* **Task description**: Print the whole listing exactly.

(Figure content listings)
►

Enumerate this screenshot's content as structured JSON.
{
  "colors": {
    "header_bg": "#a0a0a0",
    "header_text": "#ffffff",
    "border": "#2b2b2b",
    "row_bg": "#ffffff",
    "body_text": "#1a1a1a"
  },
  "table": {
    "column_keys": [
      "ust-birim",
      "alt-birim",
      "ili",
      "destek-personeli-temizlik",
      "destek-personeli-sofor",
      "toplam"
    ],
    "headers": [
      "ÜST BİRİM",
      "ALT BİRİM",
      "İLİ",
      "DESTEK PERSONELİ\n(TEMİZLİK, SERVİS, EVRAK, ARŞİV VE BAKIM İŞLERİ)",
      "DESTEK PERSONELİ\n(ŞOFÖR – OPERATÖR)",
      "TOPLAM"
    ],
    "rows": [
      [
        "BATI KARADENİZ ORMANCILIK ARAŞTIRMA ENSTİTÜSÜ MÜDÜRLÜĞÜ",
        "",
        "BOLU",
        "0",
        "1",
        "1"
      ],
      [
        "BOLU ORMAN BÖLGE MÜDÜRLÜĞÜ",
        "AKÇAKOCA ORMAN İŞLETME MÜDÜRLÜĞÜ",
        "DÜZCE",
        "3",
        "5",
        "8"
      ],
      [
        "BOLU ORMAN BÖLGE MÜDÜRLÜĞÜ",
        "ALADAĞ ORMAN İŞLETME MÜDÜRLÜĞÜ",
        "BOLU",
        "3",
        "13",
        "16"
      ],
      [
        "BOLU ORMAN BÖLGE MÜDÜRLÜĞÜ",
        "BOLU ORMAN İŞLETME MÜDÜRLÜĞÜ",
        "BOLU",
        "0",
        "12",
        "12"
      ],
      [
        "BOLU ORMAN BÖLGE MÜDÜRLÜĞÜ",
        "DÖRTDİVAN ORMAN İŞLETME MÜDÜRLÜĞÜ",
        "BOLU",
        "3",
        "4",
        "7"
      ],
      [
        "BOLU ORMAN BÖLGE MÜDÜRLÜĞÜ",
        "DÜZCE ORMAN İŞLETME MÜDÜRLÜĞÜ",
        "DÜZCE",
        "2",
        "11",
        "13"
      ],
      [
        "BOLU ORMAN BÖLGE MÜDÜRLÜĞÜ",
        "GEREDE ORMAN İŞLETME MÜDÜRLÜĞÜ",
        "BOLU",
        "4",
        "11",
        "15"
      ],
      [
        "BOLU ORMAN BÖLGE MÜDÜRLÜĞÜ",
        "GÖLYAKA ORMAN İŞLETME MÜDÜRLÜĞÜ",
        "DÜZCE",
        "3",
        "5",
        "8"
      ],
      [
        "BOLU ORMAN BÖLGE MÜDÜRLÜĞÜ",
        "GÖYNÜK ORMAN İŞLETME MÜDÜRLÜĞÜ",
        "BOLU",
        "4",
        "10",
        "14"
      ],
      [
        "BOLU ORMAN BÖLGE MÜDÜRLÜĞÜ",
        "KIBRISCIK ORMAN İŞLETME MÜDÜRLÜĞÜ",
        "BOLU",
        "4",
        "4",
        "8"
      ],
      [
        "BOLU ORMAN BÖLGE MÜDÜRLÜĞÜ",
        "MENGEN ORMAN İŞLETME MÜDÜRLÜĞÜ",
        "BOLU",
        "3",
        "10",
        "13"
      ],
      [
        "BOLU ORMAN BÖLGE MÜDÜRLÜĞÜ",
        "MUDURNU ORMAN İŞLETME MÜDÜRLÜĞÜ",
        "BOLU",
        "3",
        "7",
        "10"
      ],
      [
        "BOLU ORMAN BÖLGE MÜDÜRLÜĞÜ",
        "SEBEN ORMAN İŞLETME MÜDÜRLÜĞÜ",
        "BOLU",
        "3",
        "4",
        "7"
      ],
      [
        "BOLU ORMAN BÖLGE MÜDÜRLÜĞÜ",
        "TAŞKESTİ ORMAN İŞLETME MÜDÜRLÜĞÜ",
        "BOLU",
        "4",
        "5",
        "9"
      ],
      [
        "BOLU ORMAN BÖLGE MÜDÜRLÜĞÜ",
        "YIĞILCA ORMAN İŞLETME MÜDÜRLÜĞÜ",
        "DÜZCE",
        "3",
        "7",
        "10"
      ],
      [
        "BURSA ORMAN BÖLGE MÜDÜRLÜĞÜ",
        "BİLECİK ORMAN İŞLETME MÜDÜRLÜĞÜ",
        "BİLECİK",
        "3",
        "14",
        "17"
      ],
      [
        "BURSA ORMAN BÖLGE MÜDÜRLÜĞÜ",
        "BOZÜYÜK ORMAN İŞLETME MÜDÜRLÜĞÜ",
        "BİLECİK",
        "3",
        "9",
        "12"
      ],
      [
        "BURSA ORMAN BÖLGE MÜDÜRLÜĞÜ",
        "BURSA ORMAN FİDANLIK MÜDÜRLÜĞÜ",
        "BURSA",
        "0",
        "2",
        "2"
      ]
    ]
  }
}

◄

* **Correct response**:
Enumerate this screenshot's content as structured JSON.
{
  "colors": {
    "header_bg": "#a0a0a0",
    "header_text": "#ffffff",
    "border": "#2b2b2b",
    "row_bg": "#ffffff",
    "body_text": "#1a1a1a"
  },
  "table": {
    "column_keys": [
      "ust-birim",
      "alt-birim",
      "ili",
      "destek-personeli-temizlik",
      "destek-personeli-sofor",
      "toplam"
    ],
    "headers": [
      "ÜST BİRİM",
      "ALT BİRİM",
      "İLİ",
      "DESTEK PERSONELİ\n(TEMİZLİK, SERVİS, EVRAK, ARŞİV VE BAKIM İŞLERİ)",
      "DESTEK PERSONELİ\n(ŞOFÖR – OPERATÖR)",
      "TOPLAM"
    ],
    "rows": [
      [
        "BATI KARADENİZ ORMANCILIK ARAŞTIRMA ENSTİTÜSÜ MÜDÜRLÜĞÜ",
        "",
        "BOLU",
        "0",
        "1",
        "1"
      ],
      [
        "BOLU ORMAN BÖLGE MÜDÜRLÜĞÜ",
        "AKÇAKOCA ORMAN İŞLETME MÜDÜRLÜĞÜ",
        "DÜZCE",
        "3",
        "5",
        "8"
      ],
      [
        "BOLU ORMAN BÖLGE MÜDÜRLÜĞÜ",
        "ALADAĞ ORMAN İŞLETME MÜDÜRLÜĞÜ",
        "BOLU",
        "3",
        "13",
        "16"
      ],
      [
        "BOLU ORMAN BÖLGE MÜDÜRLÜĞÜ",
        "BOLU ORMAN İŞLETME MÜDÜRLÜĞÜ",
        "BOLU",
        "0",
        "12",
        "12"
      ],
      [
        "BOLU ORMAN BÖLGE MÜDÜRLÜĞÜ",
        "DÖRTDİVAN ORMAN İŞLETME MÜDÜRLÜĞÜ",
        "BOLU",
        "3",
        "4",
        "7"
      ],
      [
        "BOLU ORMAN BÖLGE MÜDÜRLÜĞÜ",
        "DÜZCE ORMAN İŞLETME MÜDÜRLÜĞÜ",
        "DÜZCE",
        "2",
        "11",
        "13"
      ],
      [
        "BOLU ORMAN BÖLGE MÜDÜRLÜĞÜ",
        "GEREDE ORMAN İŞLETME MÜDÜRLÜĞÜ",
        "BOLU",
        "4",
        "11",
        "15"
      ],
      [
        "BOLU ORMAN BÖLGE MÜDÜRLÜĞÜ",
        "GÖLYAKA ORMAN İŞLETME MÜDÜRLÜĞÜ",
        "DÜZCE",
        "3",
        "5",
        "8"
      ],
      [
        "BOLU ORMAN BÖLGE MÜDÜRLÜĞÜ",
        "GÖYNÜK ORMAN İŞLETME MÜDÜRLÜĞÜ",
        "BOLU",
        "4",
        "10",
        "14"
      ],
      [
        "BOLU ORMAN BÖLGE MÜDÜRLÜĞÜ",
        "KIBRISCIK ORMAN İŞLETME MÜDÜRLÜĞÜ",
        "BOLU",
        "4",
        "4",
        "8"
      ],
      [
        "BOLU ORMAN BÖLGE MÜDÜRLÜĞÜ",
        "MENGEN ORMAN İŞLETME MÜDÜRLÜĞÜ",
        "BOLU",
        "3",
        "10",
        "13"
      ],
      [
        "BOLU ORMAN BÖLGE MÜDÜRLÜĞÜ",
        "MUDURNU ORMAN İŞLETME MÜDÜRLÜĞÜ",
        "BOLU",
        "3",
        "7",
        "10"
      ],
      [
        "BOLU ORMAN BÖLGE MÜDÜRLÜĞÜ",
        "SEBEN ORMAN İŞLETME MÜDÜRLÜĞÜ",
        "BOLU",
        "3",
        "4",
        "7"
      ],
      [
        "BOLU ORMAN BÖLGE MÜDÜRLÜĞÜ",
        "TAŞKESTİ ORMAN İŞLETME MÜDÜRLÜĞÜ",
        "BOLU",
        "4",
        "5",
        "9"
      ],
      [
        "BOLU ORMAN BÖLGE MÜDÜRLÜĞÜ",
        "YIĞILCA ORMAN İŞLETME MÜDÜRLÜĞÜ",
        "DÜZCE",
        "3",
        "7",
        "10"
      ],
      [
        "BURSA ORMAN BÖLGE MÜDÜRLÜĞÜ",
        "BİLECİK ORMAN İŞLETME MÜDÜRLÜĞÜ",
        "BİLECİK",
        "3",
        "14",
        "17"
      ],
      [
        "BURSA ORMAN BÖLGE MÜDÜRLÜĞÜ",
        "BOZÜYÜK ORMAN İŞLETME MÜDÜRLÜĞÜ",
        "BİLECİK",
        "3",
        "9",
        "12"
      ],
      [
        "BURSA ORMAN BÖLGE MÜDÜRLÜĞÜ",
        "BURSA ORMAN FİDANLIK MÜDÜRLÜĞÜ",
        "BURSA",
        "0",
        "2",
        "2"
      ]
    ]
  }
}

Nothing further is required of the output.